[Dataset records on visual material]
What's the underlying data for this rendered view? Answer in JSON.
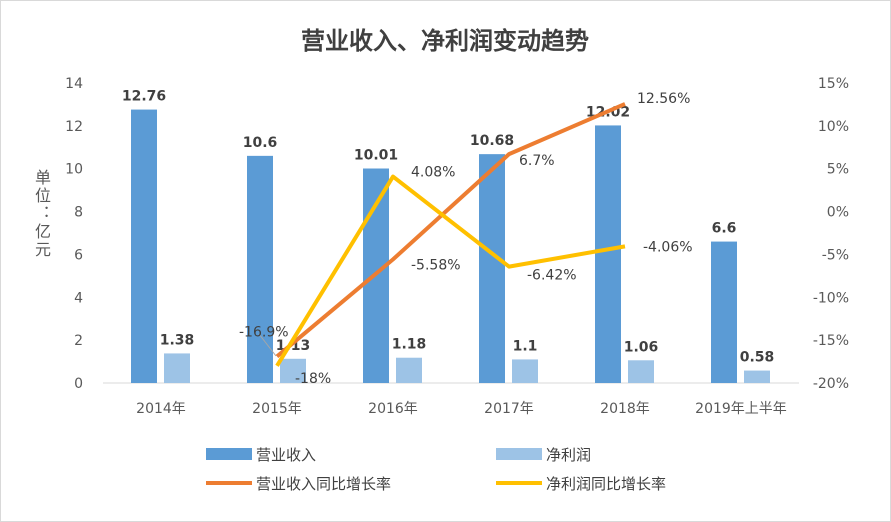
{
  "chart_data": {
    "type": "bar+line",
    "title": "营业收入、净利润变动趋势",
    "ylabel": "单位：亿元",
    "categories": [
      "2014年",
      "2015年",
      "2016年",
      "2017年",
      "2018年",
      "2019年上半年"
    ],
    "ylim": [
      0,
      14
    ],
    "yticks": [
      "0",
      "2",
      "4",
      "6",
      "8",
      "10",
      "12",
      "14"
    ],
    "y2lim": [
      -20,
      15
    ],
    "y2ticks": [
      "-20%",
      "-15%",
      "-10%",
      "-5%",
      "0%",
      "5%",
      "10%",
      "15%"
    ],
    "series": [
      {
        "name": "营业收入",
        "type": "bar",
        "axis": "left",
        "color": "#5B9BD5",
        "values": [
          12.76,
          10.6,
          10.01,
          10.68,
          12.02,
          6.6
        ],
        "labels": [
          "12.76",
          "10.6",
          "10.01",
          "10.68",
          "12.02",
          "6.6"
        ]
      },
      {
        "name": "净利润",
        "type": "bar",
        "axis": "left",
        "color": "#9DC3E6",
        "values": [
          1.38,
          1.13,
          1.18,
          1.1,
          1.06,
          0.58
        ],
        "labels": [
          "1.38",
          "1.13",
          "1.18",
          "1.1",
          "1.06",
          "0.58"
        ]
      },
      {
        "name": "营业收入同比增长率",
        "type": "line",
        "axis": "right",
        "color": "#ED7D31",
        "values": [
          null,
          -16.9,
          -5.58,
          6.7,
          12.56,
          null
        ],
        "labels": [
          "",
          "-16.9%",
          "-5.58%",
          "6.7%",
          "12.56%",
          ""
        ]
      },
      {
        "name": "净利润同比增长率",
        "type": "line",
        "axis": "right",
        "color": "#FFC000",
        "values": [
          null,
          -18,
          4.08,
          -6.42,
          -4.06,
          null
        ],
        "labels": [
          "",
          "-18%",
          "4.08%",
          "-6.42%",
          "-4.06%",
          ""
        ]
      }
    ],
    "legend": "bottom"
  }
}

TO DO - Every entry must be written out exactly, with all pictures left out.

THE COMPLETED TASK -
What's the underlying data for this rendered view? Answer in JSON.
{
  "chart_data": {
    "type": "bar+line",
    "title": "营业收入、净利润变动趋势",
    "ylabel": "单位：亿元",
    "categories": [
      "2014年",
      "2015年",
      "2016年",
      "2017年",
      "2018年",
      "2019年上半年"
    ],
    "ylim": [
      0,
      14
    ],
    "yticks": [
      "0",
      "2",
      "4",
      "6",
      "8",
      "10",
      "12",
      "14"
    ],
    "y2lim": [
      -20,
      15
    ],
    "y2ticks": [
      "-20%",
      "-15%",
      "-10%",
      "-5%",
      "0%",
      "5%",
      "10%",
      "15%"
    ],
    "series": [
      {
        "name": "营业收入",
        "type": "bar",
        "axis": "left",
        "color": "#5B9BD5",
        "values": [
          12.76,
          10.6,
          10.01,
          10.68,
          12.02,
          6.6
        ],
        "labels": [
          "12.76",
          "10.6",
          "10.01",
          "10.68",
          "12.02",
          "6.6"
        ]
      },
      {
        "name": "净利润",
        "type": "bar",
        "axis": "left",
        "color": "#9DC3E6",
        "values": [
          1.38,
          1.13,
          1.18,
          1.1,
          1.06,
          0.58
        ],
        "labels": [
          "1.38",
          "1.13",
          "1.18",
          "1.1",
          "1.06",
          "0.58"
        ]
      },
      {
        "name": "营业收入同比增长率",
        "type": "line",
        "axis": "right",
        "color": "#ED7D31",
        "values": [
          null,
          -16.9,
          -5.58,
          6.7,
          12.56,
          null
        ],
        "labels": [
          "",
          "-16.9%",
          "-5.58%",
          "6.7%",
          "12.56%",
          ""
        ]
      },
      {
        "name": "净利润同比增长率",
        "type": "line",
        "axis": "right",
        "color": "#FFC000",
        "values": [
          null,
          -18,
          4.08,
          -6.42,
          -4.06,
          null
        ],
        "labels": [
          "",
          "-18%",
          "4.08%",
          "-6.42%",
          "-4.06%",
          ""
        ]
      }
    ],
    "legend": "bottom"
  }
}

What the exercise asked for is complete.